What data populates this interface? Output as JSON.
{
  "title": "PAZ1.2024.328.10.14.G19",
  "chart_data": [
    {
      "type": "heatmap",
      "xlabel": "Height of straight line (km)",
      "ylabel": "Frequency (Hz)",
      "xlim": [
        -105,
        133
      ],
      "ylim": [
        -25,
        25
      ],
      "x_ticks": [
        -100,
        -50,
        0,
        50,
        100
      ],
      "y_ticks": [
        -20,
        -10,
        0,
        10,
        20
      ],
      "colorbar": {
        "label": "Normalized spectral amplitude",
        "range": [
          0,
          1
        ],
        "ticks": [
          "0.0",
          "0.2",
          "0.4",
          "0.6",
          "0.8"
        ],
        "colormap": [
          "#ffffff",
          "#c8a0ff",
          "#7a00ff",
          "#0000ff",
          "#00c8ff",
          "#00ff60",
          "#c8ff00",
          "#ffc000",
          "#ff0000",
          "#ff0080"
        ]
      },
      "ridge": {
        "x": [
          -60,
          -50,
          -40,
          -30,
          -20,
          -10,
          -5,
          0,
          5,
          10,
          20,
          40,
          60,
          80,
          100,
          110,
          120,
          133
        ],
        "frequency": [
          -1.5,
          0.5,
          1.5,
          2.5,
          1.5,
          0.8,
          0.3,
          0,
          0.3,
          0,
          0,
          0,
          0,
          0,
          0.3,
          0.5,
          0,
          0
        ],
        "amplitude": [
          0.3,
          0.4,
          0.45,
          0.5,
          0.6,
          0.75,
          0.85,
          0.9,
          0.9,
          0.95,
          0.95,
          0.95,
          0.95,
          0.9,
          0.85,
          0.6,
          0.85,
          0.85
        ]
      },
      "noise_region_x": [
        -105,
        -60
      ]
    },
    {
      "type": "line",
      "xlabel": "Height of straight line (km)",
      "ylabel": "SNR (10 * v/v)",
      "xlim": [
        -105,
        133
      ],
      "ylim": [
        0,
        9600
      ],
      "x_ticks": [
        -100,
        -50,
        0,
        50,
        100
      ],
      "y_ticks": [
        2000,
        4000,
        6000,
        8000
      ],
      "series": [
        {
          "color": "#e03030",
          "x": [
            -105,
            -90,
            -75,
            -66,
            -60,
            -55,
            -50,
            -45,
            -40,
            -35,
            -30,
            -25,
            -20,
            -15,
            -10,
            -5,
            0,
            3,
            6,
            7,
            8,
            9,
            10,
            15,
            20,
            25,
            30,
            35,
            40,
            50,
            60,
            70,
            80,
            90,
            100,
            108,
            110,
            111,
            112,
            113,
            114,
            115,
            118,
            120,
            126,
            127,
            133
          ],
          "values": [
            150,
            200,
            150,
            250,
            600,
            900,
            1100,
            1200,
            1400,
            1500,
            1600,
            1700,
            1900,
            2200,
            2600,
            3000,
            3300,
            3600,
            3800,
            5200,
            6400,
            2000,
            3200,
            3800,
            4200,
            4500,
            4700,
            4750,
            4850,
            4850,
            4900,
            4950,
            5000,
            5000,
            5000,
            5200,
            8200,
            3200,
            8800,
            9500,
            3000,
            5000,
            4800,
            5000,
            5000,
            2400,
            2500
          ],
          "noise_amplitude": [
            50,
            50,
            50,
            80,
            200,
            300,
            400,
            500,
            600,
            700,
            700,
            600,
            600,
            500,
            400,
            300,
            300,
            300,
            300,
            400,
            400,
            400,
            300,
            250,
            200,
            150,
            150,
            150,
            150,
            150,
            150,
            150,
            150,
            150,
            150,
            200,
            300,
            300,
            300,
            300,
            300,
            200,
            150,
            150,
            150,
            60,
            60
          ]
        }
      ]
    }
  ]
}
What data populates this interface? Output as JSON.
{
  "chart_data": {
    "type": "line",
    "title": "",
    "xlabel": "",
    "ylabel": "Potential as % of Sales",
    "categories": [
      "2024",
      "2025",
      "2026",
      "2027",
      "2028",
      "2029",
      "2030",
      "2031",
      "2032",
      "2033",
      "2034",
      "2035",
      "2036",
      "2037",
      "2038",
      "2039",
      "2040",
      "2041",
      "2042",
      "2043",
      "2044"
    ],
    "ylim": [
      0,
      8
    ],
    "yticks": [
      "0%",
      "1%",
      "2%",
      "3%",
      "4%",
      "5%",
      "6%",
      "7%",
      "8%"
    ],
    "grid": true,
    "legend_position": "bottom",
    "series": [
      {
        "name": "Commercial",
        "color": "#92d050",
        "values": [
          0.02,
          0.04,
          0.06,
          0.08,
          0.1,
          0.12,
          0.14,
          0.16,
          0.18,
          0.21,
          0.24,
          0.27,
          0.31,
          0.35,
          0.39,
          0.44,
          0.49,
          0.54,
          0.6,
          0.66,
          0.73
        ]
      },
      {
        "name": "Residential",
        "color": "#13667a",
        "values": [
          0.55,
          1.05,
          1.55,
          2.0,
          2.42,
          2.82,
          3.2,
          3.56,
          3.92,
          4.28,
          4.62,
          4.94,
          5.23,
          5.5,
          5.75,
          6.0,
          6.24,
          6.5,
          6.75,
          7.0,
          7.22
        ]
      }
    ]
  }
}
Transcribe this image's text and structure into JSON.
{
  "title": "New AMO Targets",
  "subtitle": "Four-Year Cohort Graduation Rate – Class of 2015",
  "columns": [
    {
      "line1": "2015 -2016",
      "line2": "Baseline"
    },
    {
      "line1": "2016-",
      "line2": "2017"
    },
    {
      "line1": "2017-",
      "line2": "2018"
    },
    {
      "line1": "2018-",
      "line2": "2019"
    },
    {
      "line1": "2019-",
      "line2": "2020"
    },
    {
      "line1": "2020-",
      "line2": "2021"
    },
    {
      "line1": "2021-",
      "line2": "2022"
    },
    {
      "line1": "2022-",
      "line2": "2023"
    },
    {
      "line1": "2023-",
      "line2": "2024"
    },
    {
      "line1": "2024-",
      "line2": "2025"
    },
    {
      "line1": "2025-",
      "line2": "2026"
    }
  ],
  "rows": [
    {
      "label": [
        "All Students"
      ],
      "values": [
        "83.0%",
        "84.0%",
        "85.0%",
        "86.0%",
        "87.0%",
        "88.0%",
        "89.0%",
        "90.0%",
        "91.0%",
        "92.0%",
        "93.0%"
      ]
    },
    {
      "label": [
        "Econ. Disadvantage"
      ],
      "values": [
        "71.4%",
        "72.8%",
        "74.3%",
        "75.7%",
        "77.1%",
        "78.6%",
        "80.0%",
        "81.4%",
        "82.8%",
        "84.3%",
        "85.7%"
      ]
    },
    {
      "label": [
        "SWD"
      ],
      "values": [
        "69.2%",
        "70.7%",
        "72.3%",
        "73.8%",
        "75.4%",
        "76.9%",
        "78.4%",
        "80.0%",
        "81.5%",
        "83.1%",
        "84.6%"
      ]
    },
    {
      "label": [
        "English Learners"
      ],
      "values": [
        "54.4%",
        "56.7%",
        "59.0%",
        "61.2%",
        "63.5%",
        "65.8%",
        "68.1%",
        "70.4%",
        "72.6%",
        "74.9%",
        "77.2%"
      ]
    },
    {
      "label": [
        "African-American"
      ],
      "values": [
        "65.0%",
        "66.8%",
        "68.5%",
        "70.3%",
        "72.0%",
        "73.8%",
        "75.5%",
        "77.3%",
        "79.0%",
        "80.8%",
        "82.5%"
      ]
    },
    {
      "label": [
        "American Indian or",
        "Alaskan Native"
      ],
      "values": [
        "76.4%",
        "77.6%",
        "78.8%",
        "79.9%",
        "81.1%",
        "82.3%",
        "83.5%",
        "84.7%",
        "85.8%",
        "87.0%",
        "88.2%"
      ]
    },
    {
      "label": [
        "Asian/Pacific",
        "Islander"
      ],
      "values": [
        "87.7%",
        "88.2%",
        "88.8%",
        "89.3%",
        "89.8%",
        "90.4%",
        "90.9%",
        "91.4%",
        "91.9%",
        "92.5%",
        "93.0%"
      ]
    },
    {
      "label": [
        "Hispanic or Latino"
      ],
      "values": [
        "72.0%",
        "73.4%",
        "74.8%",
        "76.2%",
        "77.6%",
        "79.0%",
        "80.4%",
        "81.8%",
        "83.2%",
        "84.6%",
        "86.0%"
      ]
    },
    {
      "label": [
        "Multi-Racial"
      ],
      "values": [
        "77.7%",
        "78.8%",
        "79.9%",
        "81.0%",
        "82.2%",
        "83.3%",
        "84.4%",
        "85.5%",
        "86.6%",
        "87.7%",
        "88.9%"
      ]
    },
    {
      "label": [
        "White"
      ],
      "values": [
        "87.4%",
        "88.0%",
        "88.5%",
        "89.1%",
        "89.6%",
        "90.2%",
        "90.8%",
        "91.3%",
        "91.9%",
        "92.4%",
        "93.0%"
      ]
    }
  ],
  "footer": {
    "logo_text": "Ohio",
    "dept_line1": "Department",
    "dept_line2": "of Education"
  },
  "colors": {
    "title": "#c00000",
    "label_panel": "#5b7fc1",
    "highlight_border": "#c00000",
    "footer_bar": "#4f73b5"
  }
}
━━━━━━━━━━━━━━━━━━━━
■ Goal ■
Locate the word "American" in the entries, and copy every line where it is found.

■ Complete response ■
        "African-American"
        "American Indian or",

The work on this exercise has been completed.